● Passage
+++++
This is an incredibly common mistake even for math undergrads and good evidence that set theory really isn't very intuitive. There's a reason New Math failed.
Re:Counting? (Score:4, Insightful)
No, not joking. There already have been studies that show different cultures have different counting systems. For example, many cultures will have only the most basic of numbers (1, 2, 3, 4, 5) and then jump into the "many" category. Another example of the non-intuitive nature of numbers? 0. That one took a while to catch on. Third example? Describe to me a forest with -10 trees or a person with -1 apple. Negative numbers were not intuitive either. Notice I am avoiding those wonderful numbers like fractions, irrational numbers (pi, e, the square root of two, etc), and complex numbers (i, the square root of -1... graph that on your number line!) - all of which are not intuitive in and of themselves. Final example? If numbers are intuitive, why does it take so long to teach our young to count? Why do so few people understand the concept of billions and trillions of dollars of debt, or the vast distances of the universe, or the very tiny number which represents the time in which million/billion/trillions of molecules collide and interact when undergoing an exothermic reaction?
+++++
● Data entries
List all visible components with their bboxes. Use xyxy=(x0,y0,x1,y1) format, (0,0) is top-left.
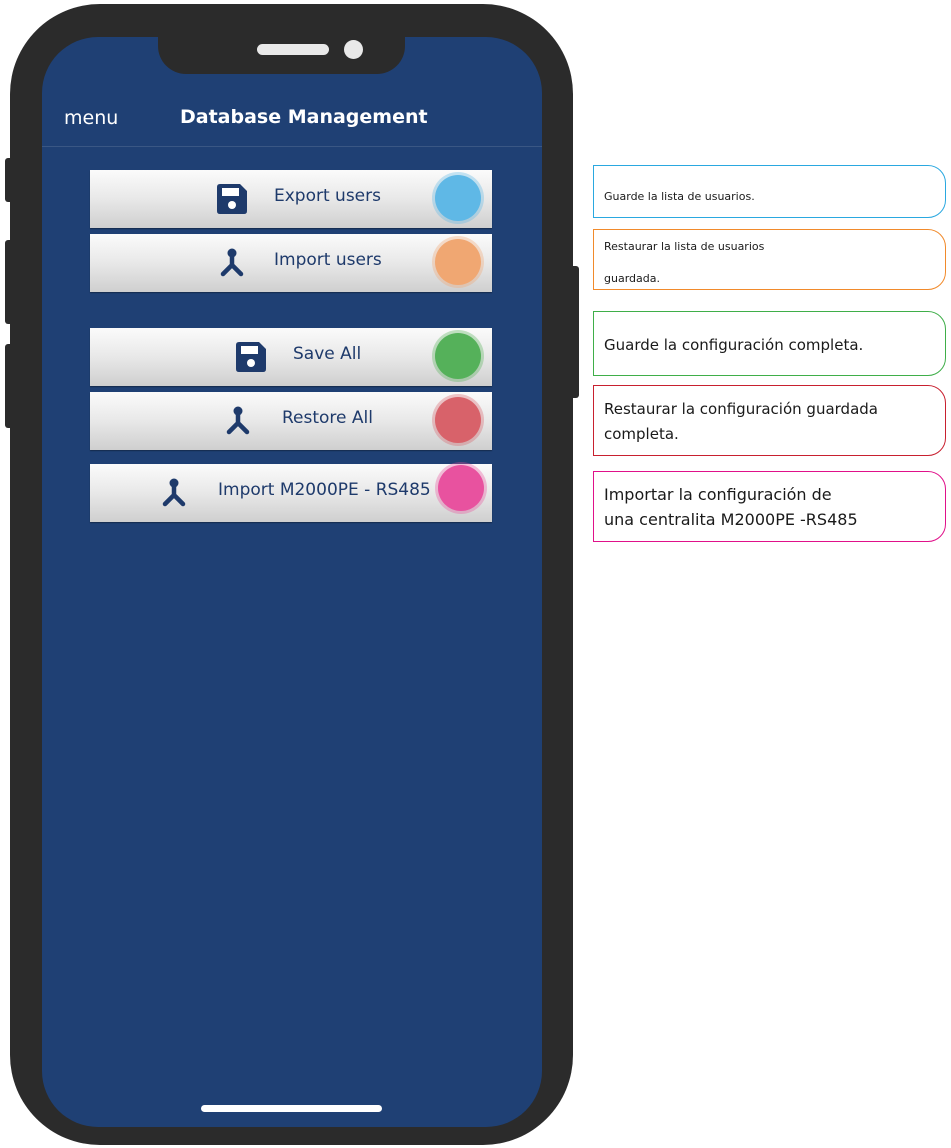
marker-dot xyxy=(435,175,481,221)
button-label: Import M2000PE - RS485 xyxy=(218,480,431,500)
callout-text: una centralita M2000PE -RS485 xyxy=(604,510,858,529)
network-import-icon xyxy=(162,478,186,507)
callout-save-all: Guarde la configuración completa. xyxy=(593,311,946,376)
callout-text: guardada. xyxy=(604,272,660,285)
callout-text: Guarde la configuración completa. xyxy=(604,336,864,354)
marker-dot xyxy=(435,333,481,379)
floppy-disk-icon xyxy=(236,342,266,372)
network-import-icon xyxy=(220,248,244,277)
home-indicator xyxy=(201,1105,382,1112)
callout-text: Importar la configuración de xyxy=(604,485,832,504)
import-m2000pe-button[interactable]: Import M2000PE - RS485 xyxy=(90,464,492,522)
export-users-button[interactable]: Export users xyxy=(90,170,492,228)
import-users-button[interactable]: Import users xyxy=(90,234,492,292)
callout-text: Guarde la lista de usuarios. xyxy=(604,190,755,203)
callout-import-users: Restaurar la lista de usuarios guardada. xyxy=(593,229,946,290)
callout-text: Restaurar la lista de usuarios xyxy=(604,240,765,253)
network-import-icon xyxy=(226,406,250,435)
speaker-grille xyxy=(257,44,329,55)
marker-dot xyxy=(435,397,481,443)
page-title: Database Management xyxy=(180,106,428,128)
menu-button[interactable]: menu xyxy=(64,107,118,129)
button-label: Export users xyxy=(274,186,381,206)
marker-dot xyxy=(438,465,484,511)
header-divider xyxy=(42,146,542,147)
save-all-button[interactable]: Save All xyxy=(90,328,492,386)
floppy-disk-icon xyxy=(217,184,247,214)
restore-all-button[interactable]: Restore All xyxy=(90,392,492,450)
callout-export-users: Guarde la lista de usuarios. xyxy=(593,165,946,218)
callout-import-m2000pe: Importar la configuración de una central… xyxy=(593,471,946,542)
callout-restore-all: Restaurar la configuración guardada comp… xyxy=(593,385,946,456)
button-label: Save All xyxy=(293,344,362,364)
button-label: Import users xyxy=(274,250,382,270)
button-label: Restore All xyxy=(282,408,373,428)
callout-text: Restaurar la configuración guardada xyxy=(604,400,878,418)
callout-text: completa. xyxy=(604,425,679,443)
front-camera xyxy=(344,40,363,59)
marker-dot xyxy=(435,239,481,285)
+++++
● Task requirements
1 - From the passage on whether numbers are intuitive, list the kinds of numbers that the writer says they are avoiding.
2 - Answer these questions using the passage on whether numbers are intuitive:
(a) What does the opening paragraph say failed?
(b) Which number does the writer say took a while to catch on?
(c) What does the writer say i is?

● Answers provided
1 - Fractions, irrational numbers, complex numbers

2 -
(a) New Math
(b) 0
(c) The square root of -1